#### Dataset records

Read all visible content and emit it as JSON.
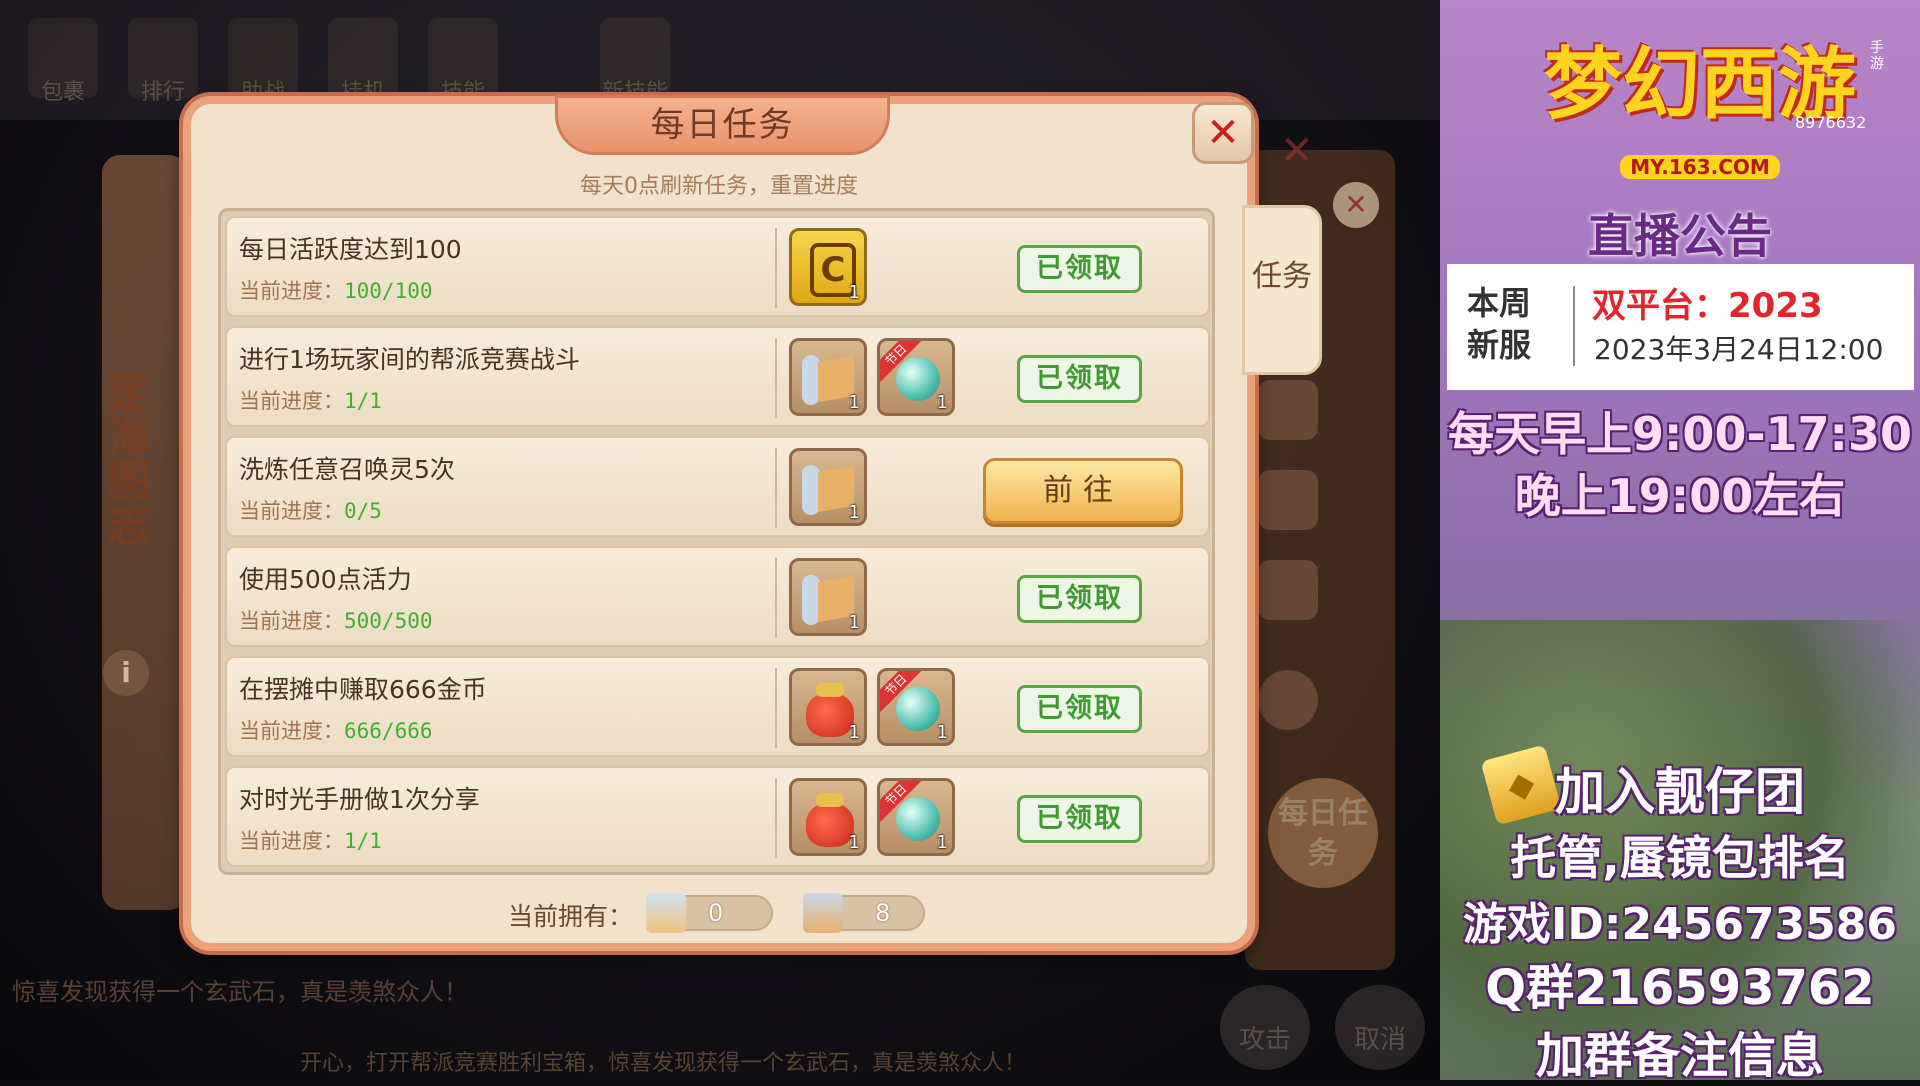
{
  "game": {
    "top_icons": [
      "包裹",
      "排行",
      "助战",
      "挂机",
      "技能",
      "",
      "新技能"
    ],
    "side_panel": {
      "title": "定海图志",
      "info": "i"
    },
    "background_daily": "每日任务",
    "chat_log": "惊喜发现获得一个玄武石，真是羡煞众人！",
    "ticker": "开心，打开帮派竞赛胜利宝箱，惊喜发现获得一个玄武石，真是羡煞众人！",
    "bottom_buttons": [
      "攻击",
      "取消"
    ]
  },
  "dialog": {
    "title": "每日任务",
    "close": "✕",
    "subtitle": "每天0点刷新任务，重置进度",
    "side_tab": "任务",
    "progress_label": "当前进度：",
    "claimed_label": "已领取",
    "go_label": "前往",
    "tasks": [
      {
        "name": "每日活跃度达到100",
        "progress": "100/100",
        "status": "claimed",
        "rewards": [
          {
            "icon": "gold-card-icon",
            "qty": "1",
            "tag": ""
          }
        ]
      },
      {
        "name": "进行1场玩家间的帮派竞赛战斗",
        "progress": "1/1",
        "status": "claimed",
        "rewards": [
          {
            "icon": "scroll-icon",
            "qty": "1",
            "tag": ""
          },
          {
            "icon": "pearl-icon",
            "qty": "1",
            "tag": "节日"
          }
        ]
      },
      {
        "name": "洗炼任意召唤灵5次",
        "progress": "0/5",
        "status": "go",
        "rewards": [
          {
            "icon": "scroll-icon",
            "qty": "1",
            "tag": ""
          }
        ]
      },
      {
        "name": "使用500点活力",
        "progress": "500/500",
        "status": "claimed",
        "rewards": [
          {
            "icon": "scroll-icon",
            "qty": "1",
            "tag": ""
          }
        ]
      },
      {
        "name": "在摆摊中赚取666金币",
        "progress": "666/666",
        "status": "claimed",
        "rewards": [
          {
            "icon": "lucky-bag-icon",
            "qty": "1",
            "tag": ""
          },
          {
            "icon": "pearl-icon",
            "qty": "1",
            "tag": "节日"
          }
        ]
      },
      {
        "name": "对时光手册做1次分享",
        "progress": "1/1",
        "status": "claimed",
        "rewards": [
          {
            "icon": "lucky-bag-icon",
            "qty": "1",
            "tag": ""
          },
          {
            "icon": "pearl-icon",
            "qty": "1",
            "tag": "节日"
          }
        ]
      }
    ],
    "owned_label": "当前拥有：",
    "owned": [
      {
        "icon": "blue-scroll-icon",
        "value": "0"
      },
      {
        "icon": "scroll-icon",
        "value": "8"
      }
    ]
  },
  "stream": {
    "logo": "梦幻西游",
    "logo_url": "MY.163.COM",
    "logo_id": "8976632",
    "mobile_tag": "手游",
    "notice_title": "直播公告",
    "notice_label": "本周新服",
    "notice_platform": "双平台：2023",
    "notice_date": "2023年3月24日12:00",
    "schedule_1": "每天早上9:00-17:30",
    "schedule_2": "晚上19:00左右",
    "join": "加入靓仔团",
    "service": "托管,蜃镜包排名",
    "game_id": "游戏ID:245673586",
    "qq_group": "Q群216593762",
    "note": "加群备注信息"
  },
  "colors": {
    "accent": "#e9a27a",
    "claimed": "#3e9a31",
    "progress": "#41b02e",
    "close": "#c91e1e",
    "go": "#f1b34f"
  }
}
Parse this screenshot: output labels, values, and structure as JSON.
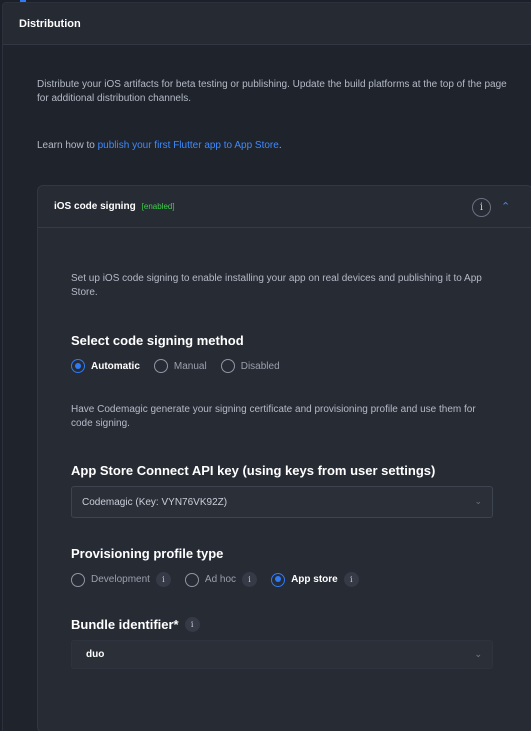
{
  "panel": {
    "title": "Distribution"
  },
  "intro": {
    "description": "Distribute your iOS artifacts for beta testing or publishing. Update the build platforms at the top of the page for additional distribution channels.",
    "learn_prefix": "Learn how to ",
    "learn_link": "publish your first Flutter app to App Store",
    "learn_suffix": "."
  },
  "signing_card": {
    "title": "iOS code signing",
    "badge": "[enabled]",
    "badge_color": "#3ecf4a",
    "info_icon": "info-icon",
    "collapse_icon": "chevron-up-icon",
    "description": "Set up iOS code signing to enable installing your app on real devices and publishing it to App Store.",
    "method": {
      "heading": "Select code signing method",
      "options": [
        "Automatic",
        "Manual",
        "Disabled"
      ],
      "selected": "Automatic",
      "help": "Have Codemagic generate your signing certificate and provisioning profile and use them for code signing."
    },
    "api_key": {
      "heading": "App Store Connect API key (using keys from user settings)",
      "value": "Codemagic (Key: VYN76VK92Z)"
    },
    "profile": {
      "heading": "Provisioning profile type",
      "options": [
        "Development",
        "Ad hoc",
        "App store"
      ],
      "selected": "App store"
    },
    "bundle": {
      "heading": "Bundle identifier*",
      "value": "duo"
    }
  },
  "colors": {
    "accent": "#2f7bf5",
    "link": "#3d8bff",
    "background": "#1c2029"
  }
}
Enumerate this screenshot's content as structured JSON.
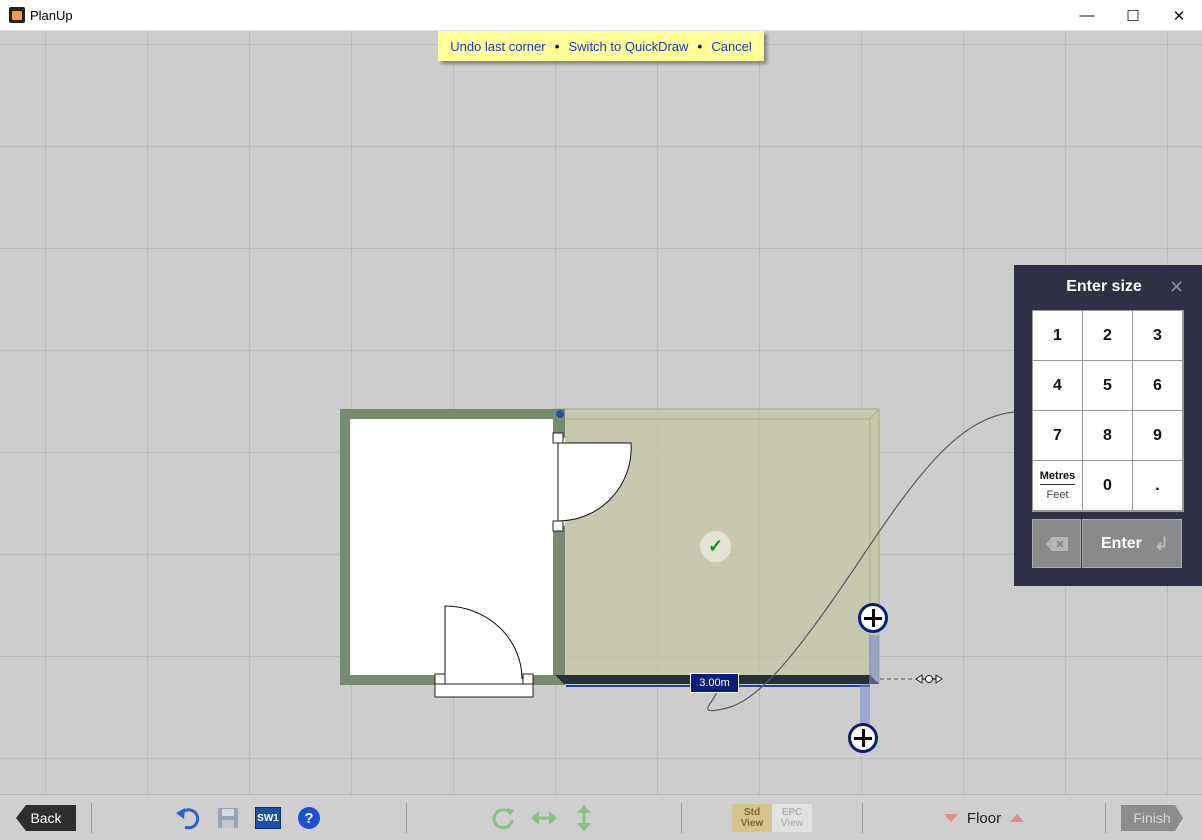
{
  "window": {
    "title": "PlanUp",
    "minimize": "—",
    "maximize": "☐",
    "close": "✕"
  },
  "hint_bar": {
    "undo": "Undo last corner",
    "switch": "Switch to QuickDraw",
    "cancel": "Cancel",
    "separator": "•"
  },
  "canvas": {
    "dimension_label": "3.00m",
    "confirm_symbol": "✓"
  },
  "keypad": {
    "title": "Enter size",
    "close": "✕",
    "keys": [
      "1",
      "2",
      "3",
      "4",
      "5",
      "6",
      "7",
      "8",
      "9"
    ],
    "unit_primary": "Metres",
    "unit_secondary": "Feet",
    "zero": "0",
    "decimal": ".",
    "enter": "Enter",
    "enter_icon": "↲"
  },
  "toolbar": {
    "back": "Back",
    "sw1": "SW1",
    "help": "?",
    "std_view_line1": "Std",
    "std_view_line2": "View",
    "epc_view_line1": "EPC",
    "epc_view_line2": "View",
    "floor": "Floor",
    "finish": "Finish"
  },
  "colors": {
    "wall": "#7a8a70",
    "room_fill": "#ffffff",
    "new_room_fill": "#c6c6a4",
    "hint_bg": "#ffff99",
    "link": "#1a3acc",
    "keypad_bg": "#2f2f45",
    "label_bg": "#0a1e78"
  }
}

########

- Aim of the task -
Take the lines from the one containing "Enumerate this screenshot's" through the final line of the listing above and print them exactly, including both ends but no pictures.

- Full answer -
Enumerate this screenshot's content as structured JSON.
{
  "window": {
    "title": "PlanUp",
    "minimize": "—",
    "maximize": "☐",
    "close": "✕"
  },
  "hint_bar": {
    "undo": "Undo last corner",
    "switch": "Switch to QuickDraw",
    "cancel": "Cancel",
    "separator": "•"
  },
  "canvas": {
    "dimension_label": "3.00m",
    "confirm_symbol": "✓"
  },
  "keypad": {
    "title": "Enter size",
    "close": "✕",
    "keys": [
      "1",
      "2",
      "3",
      "4",
      "5",
      "6",
      "7",
      "8",
      "9"
    ],
    "unit_primary": "Metres",
    "unit_secondary": "Feet",
    "zero": "0",
    "decimal": ".",
    "enter": "Enter",
    "enter_icon": "↲"
  },
  "toolbar": {
    "back": "Back",
    "sw1": "SW1",
    "help": "?",
    "std_view_line1": "Std",
    "std_view_line2": "View",
    "epc_view_line1": "EPC",
    "epc_view_line2": "View",
    "floor": "Floor",
    "finish": "Finish"
  },
  "colors": {
    "wall": "#7a8a70",
    "room_fill": "#ffffff",
    "new_room_fill": "#c6c6a4",
    "hint_bg": "#ffff99",
    "link": "#1a3acc",
    "keypad_bg": "#2f2f45",
    "label_bg": "#0a1e78"
  }
}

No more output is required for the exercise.